[Stored entries]

"""

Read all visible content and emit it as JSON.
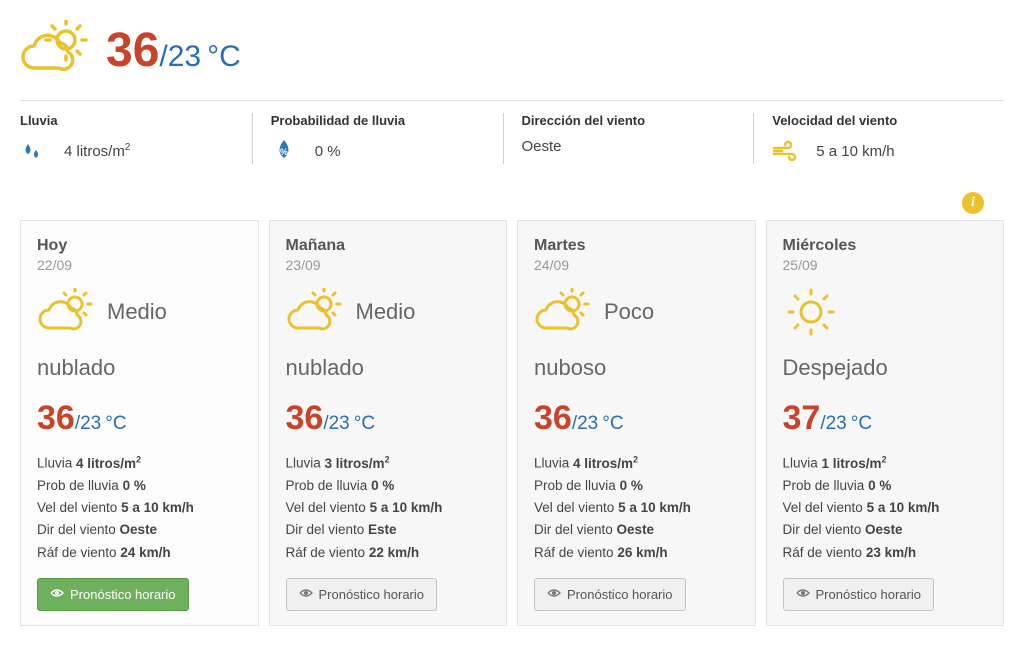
{
  "colors": {
    "hi": "#c7432a",
    "lo": "#2a6db3",
    "icon_yellow": "#e9c22e",
    "icon_blue": "#2a7ab8",
    "card_bg": "#f7f7f7",
    "card_border": "#e3e3e3",
    "btn_green_bg": "#6fb05c"
  },
  "current": {
    "temp_hi": "36",
    "temp_lo": "/23",
    "temp_unit": "°C",
    "stats": [
      {
        "label": "Lluvia",
        "icon": "drops",
        "value": "4 litros/m²"
      },
      {
        "label": "Probabilidad de lluvia",
        "icon": "drop-pct",
        "value": "0 %"
      },
      {
        "label": "Dirección del viento",
        "icon": "",
        "value": "Oeste"
      },
      {
        "label": "Velocidad del viento",
        "icon": "wind",
        "value": "5 a 10 km/h"
      }
    ]
  },
  "forecast": [
    {
      "day": "Hoy",
      "date": "22/09",
      "icon": "partly",
      "cond_top": "Medio",
      "cond_bottom": "nublado",
      "hi": "36",
      "lo": "/23",
      "unit": "°C",
      "rain_label": "Lluvia",
      "rain_val": "4 litros/m²",
      "prob_label": "Prob de lluvia",
      "prob_val": "0 %",
      "windv_label": "Vel del viento",
      "windv_val": "5 a 10 km/h",
      "windd_label": "Dir del viento",
      "windd_val": "Oeste",
      "gust_label": "Ráf de viento",
      "gust_val": "24 km/h",
      "btn": "Pronóstico horario",
      "btn_style": "green"
    },
    {
      "day": "Mañana",
      "date": "23/09",
      "icon": "partly",
      "cond_top": "Medio",
      "cond_bottom": "nublado",
      "hi": "36",
      "lo": "/23",
      "unit": "°C",
      "rain_label": "Lluvia",
      "rain_val": "3 litros/m²",
      "prob_label": "Prob de lluvia",
      "prob_val": "0 %",
      "windv_label": "Vel del viento",
      "windv_val": "5 a 10 km/h",
      "windd_label": "Dir del viento",
      "windd_val": "Este",
      "gust_label": "Ráf de viento",
      "gust_val": "22 km/h",
      "btn": "Pronóstico horario",
      "btn_style": "gray"
    },
    {
      "day": "Martes",
      "date": "24/09",
      "icon": "partly",
      "cond_top": "Poco",
      "cond_bottom": "nuboso",
      "hi": "36",
      "lo": "/23",
      "unit": "°C",
      "rain_label": "Lluvia",
      "rain_val": "4 litros/m²",
      "prob_label": "Prob de lluvia",
      "prob_val": "0 %",
      "windv_label": "Vel del viento",
      "windv_val": "5 a 10 km/h",
      "windd_label": "Dir del viento",
      "windd_val": "Oeste",
      "gust_label": "Ráf de viento",
      "gust_val": "26 km/h",
      "btn": "Pronóstico horario",
      "btn_style": "gray"
    },
    {
      "day": "Miércoles",
      "date": "25/09",
      "icon": "sunny",
      "cond_top": "",
      "cond_bottom": "Despejado",
      "hi": "37",
      "lo": "/23",
      "unit": "°C",
      "rain_label": "Lluvia",
      "rain_val": "1 litros/m²",
      "prob_label": "Prob de lluvia",
      "prob_val": "0 %",
      "windv_label": "Vel del viento",
      "windv_val": "5 a 10 km/h",
      "windd_label": "Dir del viento",
      "windd_val": "Oeste",
      "gust_label": "Ráf de viento",
      "gust_val": "23 km/h",
      "btn": "Pronóstico horario",
      "btn_style": "gray"
    }
  ]
}
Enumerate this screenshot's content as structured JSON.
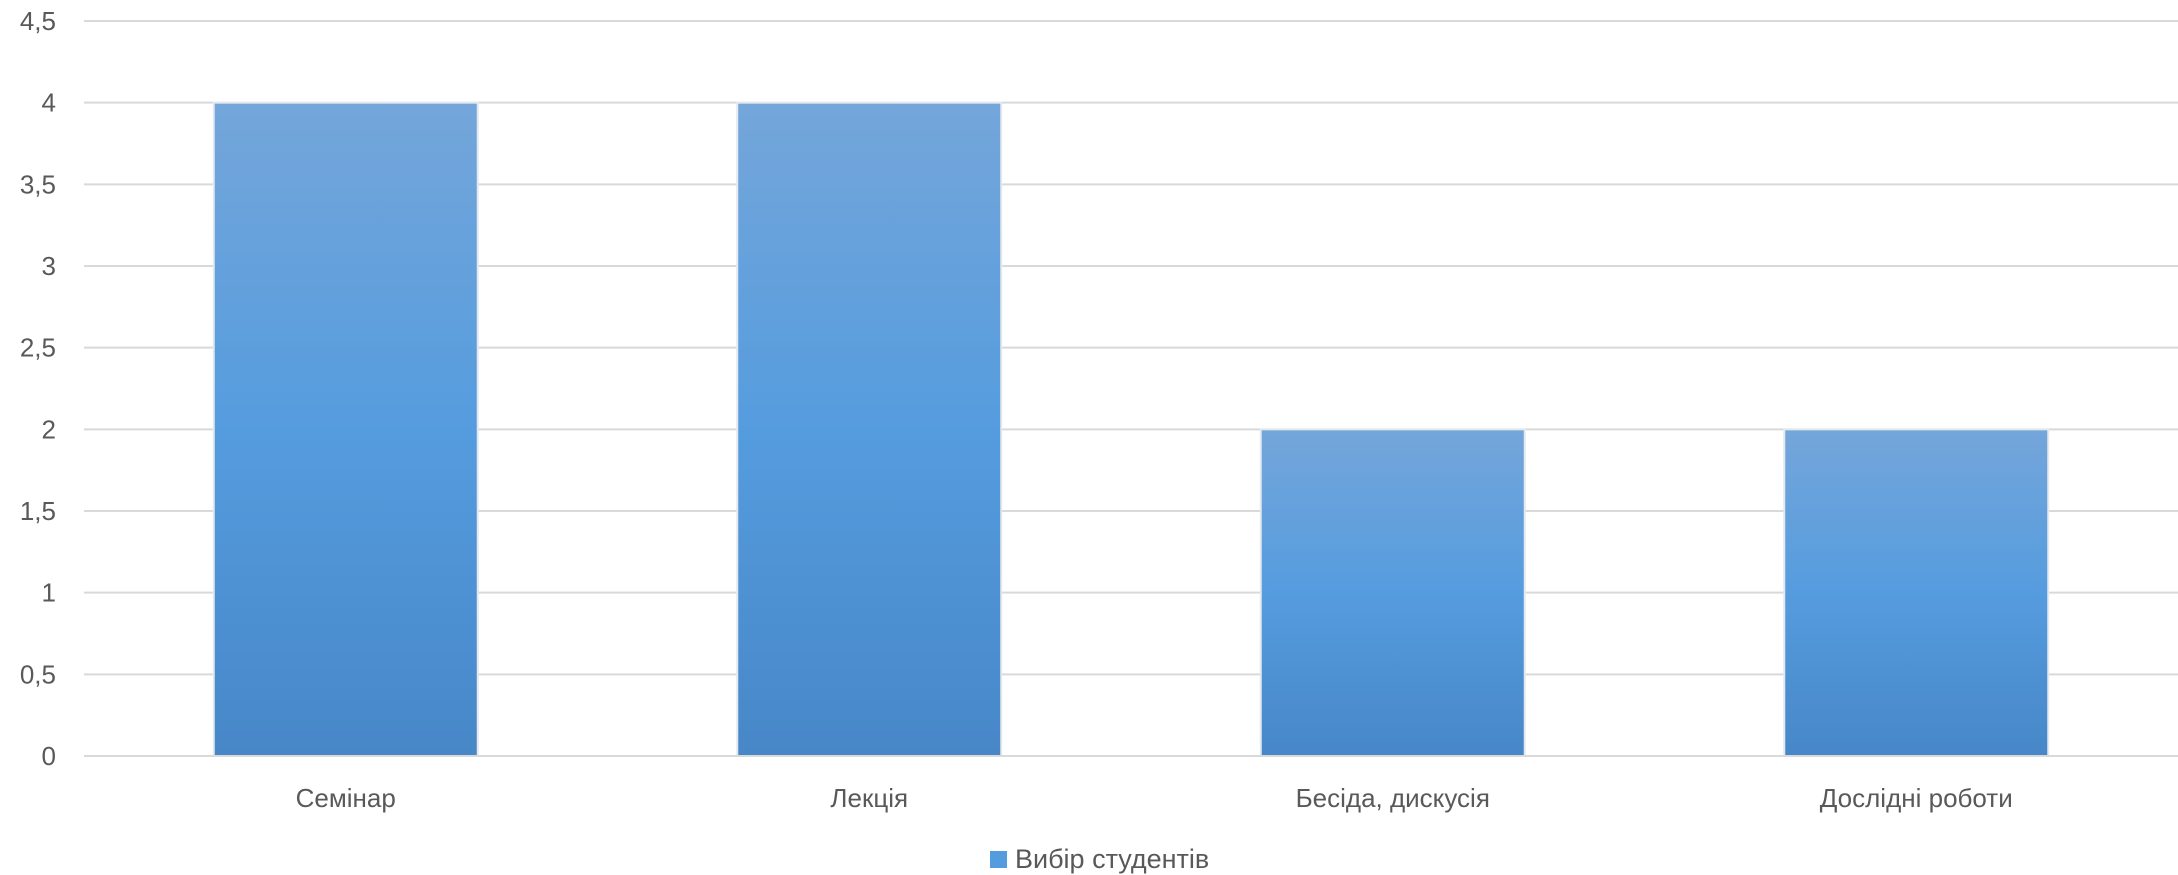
{
  "chart_data": {
    "type": "bar",
    "categories": [
      "Семінар",
      "Лекція",
      "Бесіда, дискусія",
      "Дослідні роботи"
    ],
    "series": [
      {
        "name": "Вибір студентів",
        "values": [
          4,
          4,
          2,
          2
        ]
      }
    ],
    "yticks": [
      "0",
      "0,5",
      "1",
      "1,5",
      "2",
      "2,5",
      "3",
      "3,5",
      "4",
      "4,5"
    ],
    "ylim": [
      0,
      4.5
    ],
    "grid": true,
    "legend_position": "bottom",
    "colors": {
      "bar_top": "#74A6DA",
      "bar_mid": "#559CDE",
      "bar_bottom": "#4787C8",
      "grid": "#D9D9D9",
      "axis": "#D9D9D9",
      "text": "#595959"
    }
  }
}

"""

**Exercise**
Transcribe the material exactly, keeping every word and none of the pictures.

**Complete output**
Read all visible content and emit it as JSON.
{
  "colors": {
    "hi": "#c7432a",
    "lo": "#2a6db3",
    "icon_yellow": "#e9c22e",
    "icon_blue": "#2a7ab8",
    "card_bg": "#f7f7f7",
    "card_border": "#e3e3e3",
    "btn_green_bg": "#6fb05c"
  },
  "current": {
    "temp_hi": "36",
    "temp_lo": "/23",
    "temp_unit": "°C",
    "stats": [
      {
        "label": "Lluvia",
        "icon": "drops",
        "value": "4 litros/m²"
      },
      {
        "label": "Probabilidad de lluvia",
        "icon": "drop-pct",
        "value": "0 %"
      },
      {
        "label": "Dirección del viento",
        "icon": "",
        "value": "Oeste"
      },
      {
        "label": "Velocidad del viento",
        "icon": "wind",
        "value": "5 a 10 km/h"
      }
    ]
  },
  "forecast": [
    {
      "day": "Hoy",
      "date": "22/09",
      "icon": "partly",
      "cond_top": "Medio",
      "cond_bottom": "nublado",
      "hi": "36",
      "lo": "/23",
      "unit": "°C",
      "rain_label": "Lluvia",
      "rain_val": "4 litros/m²",
      "prob_label": "Prob de lluvia",
      "prob_val": "0 %",
      "windv_label": "Vel del viento",
      "windv_val": "5 a 10 km/h",
      "windd_label": "Dir del viento",
      "windd_val": "Oeste",
      "gust_label": "Ráf de viento",
      "gust_val": "24 km/h",
      "btn": "Pronóstico horario",
      "btn_style": "green"
    },
    {
      "day": "Mañana",
      "date": "23/09",
      "icon": "partly",
      "cond_top": "Medio",
      "cond_bottom": "nublado",
      "hi": "36",
      "lo": "/23",
      "unit": "°C",
      "rain_label": "Lluvia",
      "rain_val": "3 litros/m²",
      "prob_label": "Prob de lluvia",
      "prob_val": "0 %",
      "windv_label": "Vel del viento",
      "windv_val": "5 a 10 km/h",
      "windd_label": "Dir del viento",
      "windd_val": "Este",
      "gust_label": "Ráf de viento",
      "gust_val": "22 km/h",
      "btn": "Pronóstico horario",
      "btn_style": "gray"
    },
    {
      "day": "Martes",
      "date": "24/09",
      "icon": "partly",
      "cond_top": "Poco",
      "cond_bottom": "nuboso",
      "hi": "36",
      "lo": "/23",
      "unit": "°C",
      "rain_label": "Lluvia",
      "rain_val": "4 litros/m²",
      "prob_label": "Prob de lluvia",
      "prob_val": "0 %",
      "windv_label": "Vel del viento",
      "windv_val": "5 a 10 km/h",
      "windd_label": "Dir del viento",
      "windd_val": "Oeste",
      "gust_label": "Ráf de viento",
      "gust_val": "26 km/h",
      "btn": "Pronóstico horario",
      "btn_style": "gray"
    },
    {
      "day": "Miércoles",
      "date": "25/09",
      "icon": "sunny",
      "cond_top": "",
      "cond_bottom": "Despejado",
      "hi": "37",
      "lo": "/23",
      "unit": "°C",
      "rain_label": "Lluvia",
      "rain_val": "1 litros/m²",
      "prob_label": "Prob de lluvia",
      "prob_val": "0 %",
      "windv_label": "Vel del viento",
      "windv_val": "5 a 10 km/h",
      "windd_label": "Dir del viento",
      "windd_val": "Oeste",
      "gust_label": "Ráf de viento",
      "gust_val": "23 km/h",
      "btn": "Pronóstico horario",
      "btn_style": "gray"
    }
  ]
}
Enumerate this screenshot's content as structured JSON.
{
  "chart_data": {
    "type": "bar",
    "categories": [
      "Семінар",
      "Лекція",
      "Бесіда, дискусія",
      "Дослідні роботи"
    ],
    "series": [
      {
        "name": "Вибір студентів",
        "values": [
          4,
          4,
          2,
          2
        ]
      }
    ],
    "yticks": [
      "0",
      "0,5",
      "1",
      "1,5",
      "2",
      "2,5",
      "3",
      "3,5",
      "4",
      "4,5"
    ],
    "ylim": [
      0,
      4.5
    ],
    "grid": true,
    "legend_position": "bottom",
    "colors": {
      "bar_top": "#74A6DA",
      "bar_mid": "#559CDE",
      "bar_bottom": "#4787C8",
      "grid": "#D9D9D9",
      "axis": "#D9D9D9",
      "text": "#595959"
    }
  }
}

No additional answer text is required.